─── Record excerpts ───
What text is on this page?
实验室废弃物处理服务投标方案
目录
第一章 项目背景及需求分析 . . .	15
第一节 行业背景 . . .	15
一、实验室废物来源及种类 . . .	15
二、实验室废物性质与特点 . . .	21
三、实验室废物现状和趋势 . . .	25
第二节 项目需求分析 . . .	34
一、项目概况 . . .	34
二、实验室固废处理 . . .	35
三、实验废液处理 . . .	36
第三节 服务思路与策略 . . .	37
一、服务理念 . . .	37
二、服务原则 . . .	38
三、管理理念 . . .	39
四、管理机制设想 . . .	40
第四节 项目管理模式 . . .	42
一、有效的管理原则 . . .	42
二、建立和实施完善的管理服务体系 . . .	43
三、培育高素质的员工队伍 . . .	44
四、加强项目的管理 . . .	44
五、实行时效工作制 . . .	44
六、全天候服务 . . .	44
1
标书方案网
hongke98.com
───
#### [What you should do]
Make an exact copy of the material above.

#### [Expected answer]
What text is on this page?
实验室废弃物处理服务投标方案
目录
第一章 项目背景及需求分析 . . .	15
第一节 行业背景 . . .	15
一、实验室废物来源及种类 . . .	15
二、实验室废物性质与特点 . . .	21
三、实验室废物现状和趋势 . . .	25
第二节 项目需求分析 . . .	34
一、项目概况 . . .	34
二、实验室固废处理 . . .	35
三、实验废液处理 . . .	36
第三节 服务思路与策略 . . .	37
一、服务理念 . . .	37
二、服务原则 . . .	38
三、管理理念 . . .	39
四、管理机制设想 . . .	40
第四节 项目管理模式 . . .	42
一、有效的管理原则 . . .	42
二、建立和实施完善的管理服务体系 . . .	43
三、培育高素质的员工队伍 . . .	44
四、加强项目的管理 . . .	44
五、实行时效工作制 . . .	44
六、全天候服务 . . .	44
1
标书方案网
hongke98.com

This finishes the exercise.